Исходный документ:
== == ==

Один из главных мифотворцев символизма, Белый интерпретирует жизнь блоковцев летом 1904 и 1905 года в соответствии с ницшеанским мифом вечного возвращения. Он изображает их не просто предтечами апокалипсиса, воплощающими в жизнь пророчество Соловьева, но и молодыми людьми, воспроизводящими жизни предыдущих поколений. Выбирая предшественников в XIX веке, Белый остановился на романтиках- идеалистах 1830–х и 1840–х гг. Блоковский культ в подобном прочтении был спроецирован на премухинскую идиллию, локусом которой являлось родовое имение Бакуниных в Тверской губернии. Она была создана в 1820–е гг. Александром Бакуниным, отцом будущего анархиста, как просвещенная, сентиментальная утопия и в 1820–е и 1830–е гг. стала «дворянским гнездом», питомником русского романтизма. Впоследствии судьбу ее определяли личности и идеология Михаила Бакунина и его молодого университетского друга Николая Станкевича, последователей немецкой романтической философии.

Участников премухинской и шахматовской идиллий объединяет ощущение того, что их личная жизнь, особенно любовь и дружба, напрямую связана с абстрактными идеями и историей. Обладавшие непомерными амбициями члены кружка Станкевича (в основном дети помещиков) чувствовали на себе печать того, что живут в стране, которая — по знаменитому выражению Чаадаева — не имеет истории и потому обречена подражать идеям, рожденным другими странами. Однако представление о России как исторической tabula rasa давало возможность этим самовлюбленным юношам считать свои жизни невероятно важными для будущего России и даже мира. Они воображали, что не ограничены ни прошлым, ни традициями. Вдохновленные этим ощущением, они приписывали историческую значимость своей личной жизни, придавая «грандиозный, высший и общий смысл даже интимнейшим, казалось бы, переживаниям» [307]. Члены кружка Станкевича, как спустя три четверти века блоковцы и как Александр Герцен и Николай Огарев, считали, что их реальные дружбы, романы и браки воплощают философские идеи и обладают потенциалом преображения жизни. Их сестры и любимые женщины воспринимались как посредники в проектах преображения. Эрос в их представлении являлся катализатором истории: «Наша любовь, Мария, — пишет Огарев своей невесте в 1836 г., — заключает в себе зерно освобождения человечества. [Она] будет пересказываться из рода в род, и все грядущие поколения будут хранить нашу память, как святыню» [308].

== == ==

Задание: Пожалуйста, перепишите слово в слово весь текст выше о премухинской и шахматовской идиллиях.

Собранный материал:
== == ==

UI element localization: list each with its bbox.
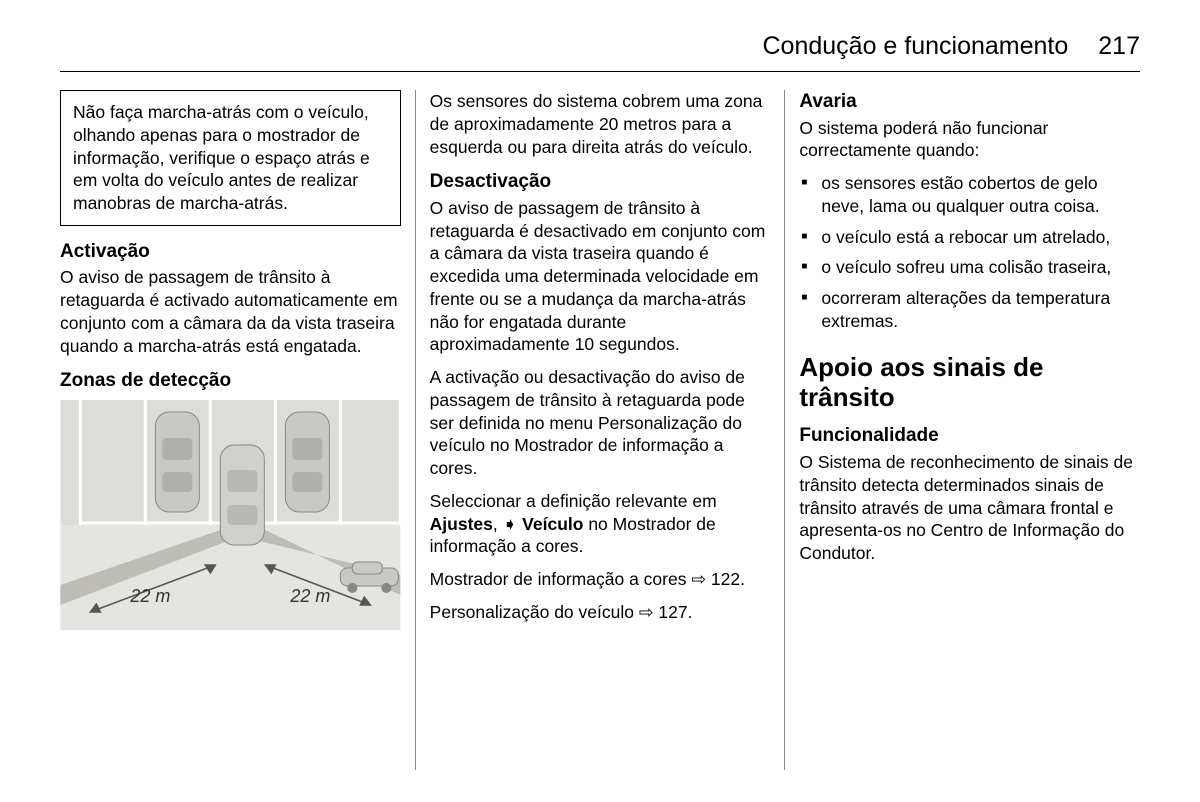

== == ==

Решение задания:
Один из главных мифотворцев символизма, Белый интерпретирует жизнь блоковцев летом 1904 и 1905 года в соответствии с ницшеанским мифом вечного возвращения. Он изображает их не просто предтечами апокалипсиса, воплощающими в жизнь пророчество Соловьева, но и молодыми людьми, воспроизводящими жизни предыдущих поколений. Выбирая предшественников в XIX веке, Белый остановился на романтиках- идеалистах 1830–х и 1840–х гг. Блоковский культ в подобном прочтении был спроецирован на премухинскую идиллию, локусом которой являлось родовое имение Бакуниных в Тверской губернии. Она была создана в 1820–е гг. Александром Бакуниным, отцом будущего анархиста, как просвещенная, сентиментальная утопия и в 1820–е и 1830–е гг. стала «дворянским гнездом», питомником русского романтизма. Впоследствии судьбу ее определяли личности и идеология Михаила Бакунина и его молодого университетского друга Николая Станкевича, последователей немецкой романтической философии.

Участников премухинской и шахматовской идиллий объединяет ощущение того, что их личная жизнь, особенно любовь и дружба, напрямую связана с абстрактными идеями и историей. Обладавшие непомерными амбициями члены кружка Станкевича (в основном дети помещиков) чувствовали на себе печать того, что живут в стране, которая — по знаменитому выражению Чаадаева — не имеет истории и потому обречена подражать идеям, рожденным другими странами. Однако представление о России как исторической tabula rasa давало возможность этим самовлюбленным юношам считать свои жизни невероятно важными для будущего России и даже мира. Они воображали, что не ограничены ни прошлым, ни традициями. Вдохновленные этим ощущением, они приписывали историческую значимость своей личной жизни, придавая «грандиозный, высший и общий смысл даже интимнейшим, казалось бы, переживаниям» [307]. Члены кружка Станкевича, как спустя три четверти века блоковцы и как Александр Герцен и Николай Огарев, считали, что их реальные дружбы, романы и браки воплощают философские идеи и обладают потенциалом преображения жизни. Их сестры и любимые женщины воспринимались как посредники в проектах преображения. Эрос в их представлении являлся катализатором истории: «Наша любовь, Мария, — пишет Огарев своей невесте в 1836 г., — заключает в себе зерно освобождения человечества. [Она] будет пересказываться из рода в род, и все грядущие поколения будут хранить нашу память, как святыню» [308].